_GOAL_
Extract the complete listing and repeat it word for word.
— Start EXTRACTED INFORMATION —
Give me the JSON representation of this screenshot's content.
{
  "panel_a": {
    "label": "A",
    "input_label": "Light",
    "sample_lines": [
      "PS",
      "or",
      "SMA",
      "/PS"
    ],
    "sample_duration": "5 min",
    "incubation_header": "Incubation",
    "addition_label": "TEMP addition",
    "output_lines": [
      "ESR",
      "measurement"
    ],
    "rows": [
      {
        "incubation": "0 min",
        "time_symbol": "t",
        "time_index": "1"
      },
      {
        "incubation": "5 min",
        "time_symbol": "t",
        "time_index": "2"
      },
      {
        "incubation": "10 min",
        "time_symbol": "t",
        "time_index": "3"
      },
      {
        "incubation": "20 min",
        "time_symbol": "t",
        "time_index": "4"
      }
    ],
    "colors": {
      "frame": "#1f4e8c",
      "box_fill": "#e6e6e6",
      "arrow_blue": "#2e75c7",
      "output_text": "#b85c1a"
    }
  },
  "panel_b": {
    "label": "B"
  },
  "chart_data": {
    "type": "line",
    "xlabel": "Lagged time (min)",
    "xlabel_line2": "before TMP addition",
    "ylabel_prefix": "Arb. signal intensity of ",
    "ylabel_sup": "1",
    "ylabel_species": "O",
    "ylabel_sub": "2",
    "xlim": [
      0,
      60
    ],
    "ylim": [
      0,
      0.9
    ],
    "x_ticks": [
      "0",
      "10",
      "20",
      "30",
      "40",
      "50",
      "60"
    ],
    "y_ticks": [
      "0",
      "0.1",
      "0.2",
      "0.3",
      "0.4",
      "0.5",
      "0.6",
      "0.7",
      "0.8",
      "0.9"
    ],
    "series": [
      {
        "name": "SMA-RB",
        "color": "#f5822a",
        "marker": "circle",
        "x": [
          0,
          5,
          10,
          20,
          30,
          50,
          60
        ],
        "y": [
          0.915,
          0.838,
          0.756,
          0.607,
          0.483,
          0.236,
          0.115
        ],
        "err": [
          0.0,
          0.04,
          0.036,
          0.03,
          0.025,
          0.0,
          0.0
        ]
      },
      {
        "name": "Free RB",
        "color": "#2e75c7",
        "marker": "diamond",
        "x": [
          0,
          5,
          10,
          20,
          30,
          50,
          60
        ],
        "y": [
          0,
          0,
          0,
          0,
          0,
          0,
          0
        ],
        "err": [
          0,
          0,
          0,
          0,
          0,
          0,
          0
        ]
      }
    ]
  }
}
— End EXTRACTED INFORMATION —
_COMPLETE OUTPUT_
Give me the JSON representation of this screenshot's content.
{
  "panel_a": {
    "label": "A",
    "input_label": "Light",
    "sample_lines": [
      "PS",
      "or",
      "SMA",
      "/PS"
    ],
    "sample_duration": "5 min",
    "incubation_header": "Incubation",
    "addition_label": "TEMP addition",
    "output_lines": [
      "ESR",
      "measurement"
    ],
    "rows": [
      {
        "incubation": "0 min",
        "time_symbol": "t",
        "time_index": "1"
      },
      {
        "incubation": "5 min",
        "time_symbol": "t",
        "time_index": "2"
      },
      {
        "incubation": "10 min",
        "time_symbol": "t",
        "time_index": "3"
      },
      {
        "incubation": "20 min",
        "time_symbol": "t",
        "time_index": "4"
      }
    ],
    "colors": {
      "frame": "#1f4e8c",
      "box_fill": "#e6e6e6",
      "arrow_blue": "#2e75c7",
      "output_text": "#b85c1a"
    }
  },
  "panel_b": {
    "label": "B"
  },
  "chart_data": {
    "type": "line",
    "xlabel": "Lagged time (min)",
    "xlabel_line2": "before TMP addition",
    "ylabel_prefix": "Arb. signal intensity of ",
    "ylabel_sup": "1",
    "ylabel_species": "O",
    "ylabel_sub": "2",
    "xlim": [
      0,
      60
    ],
    "ylim": [
      0,
      0.9
    ],
    "x_ticks": [
      "0",
      "10",
      "20",
      "30",
      "40",
      "50",
      "60"
    ],
    "y_ticks": [
      "0",
      "0.1",
      "0.2",
      "0.3",
      "0.4",
      "0.5",
      "0.6",
      "0.7",
      "0.8",
      "0.9"
    ],
    "series": [
      {
        "name": "SMA-RB",
        "color": "#f5822a",
        "marker": "circle",
        "x": [
          0,
          5,
          10,
          20,
          30,
          50,
          60
        ],
        "y": [
          0.915,
          0.838,
          0.756,
          0.607,
          0.483,
          0.236,
          0.115
        ],
        "err": [
          0.0,
          0.04,
          0.036,
          0.03,
          0.025,
          0.0,
          0.0
        ]
      },
      {
        "name": "Free RB",
        "color": "#2e75c7",
        "marker": "diamond",
        "x": [
          0,
          5,
          10,
          20,
          30,
          50,
          60
        ],
        "y": [
          0,
          0,
          0,
          0,
          0,
          0,
          0
        ],
        "err": [
          0,
          0,
          0,
          0,
          0,
          0,
          0
        ]
      }
    ]
  }
}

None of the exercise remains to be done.